◆ **WORK TO COMPLETE**
Using the material that follows, identify and copy each line with the string "text".

[Recorded data]
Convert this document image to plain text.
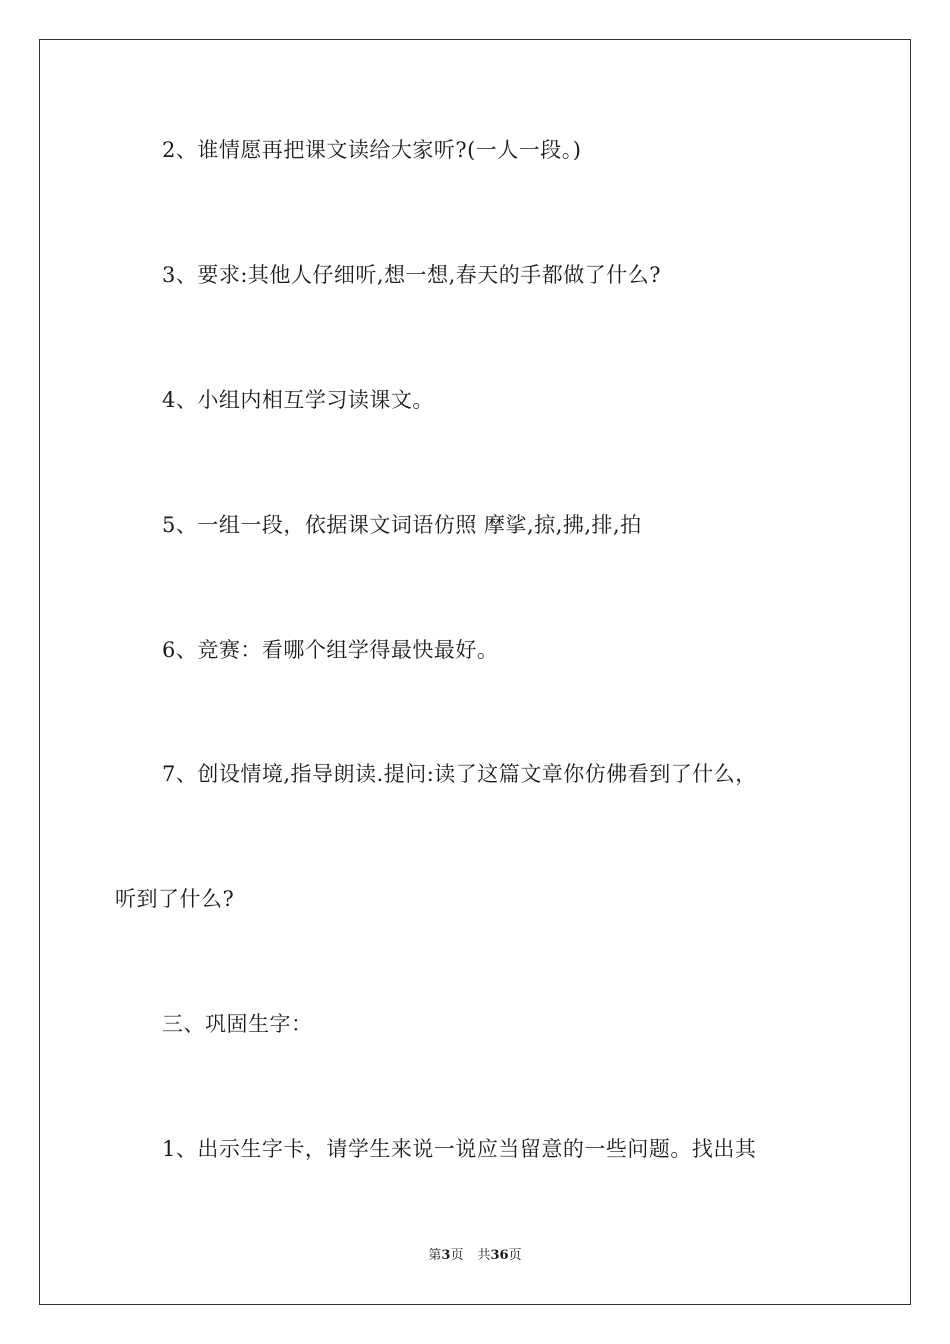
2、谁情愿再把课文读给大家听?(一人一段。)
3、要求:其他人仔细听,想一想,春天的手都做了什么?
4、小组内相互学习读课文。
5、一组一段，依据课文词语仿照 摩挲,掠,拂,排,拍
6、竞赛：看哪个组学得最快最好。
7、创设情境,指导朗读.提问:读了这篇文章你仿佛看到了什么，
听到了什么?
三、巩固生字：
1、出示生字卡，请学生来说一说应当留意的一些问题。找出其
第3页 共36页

* * *

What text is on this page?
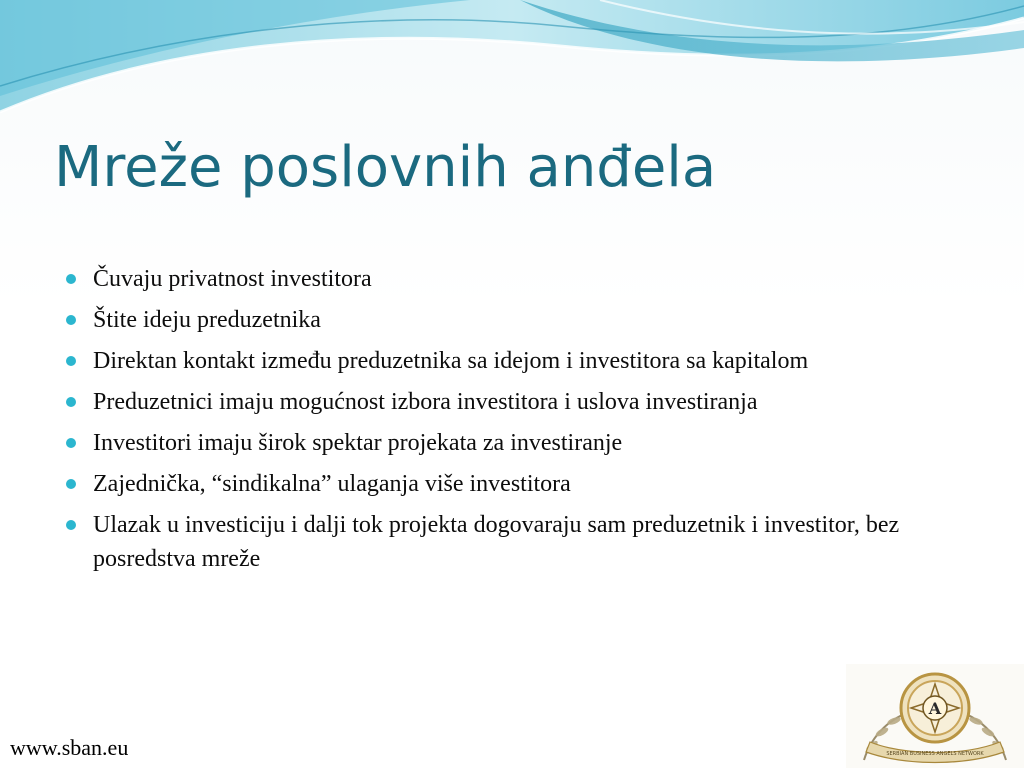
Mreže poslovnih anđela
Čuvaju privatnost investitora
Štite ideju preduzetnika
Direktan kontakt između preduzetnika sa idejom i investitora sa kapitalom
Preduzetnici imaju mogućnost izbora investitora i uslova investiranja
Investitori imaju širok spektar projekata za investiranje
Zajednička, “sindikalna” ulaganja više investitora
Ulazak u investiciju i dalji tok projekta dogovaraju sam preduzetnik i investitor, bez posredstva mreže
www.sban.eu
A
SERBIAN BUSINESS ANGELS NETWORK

◆ **EXERCISE SOLUTION**
Convert this document image to plain text.
What text is on this page?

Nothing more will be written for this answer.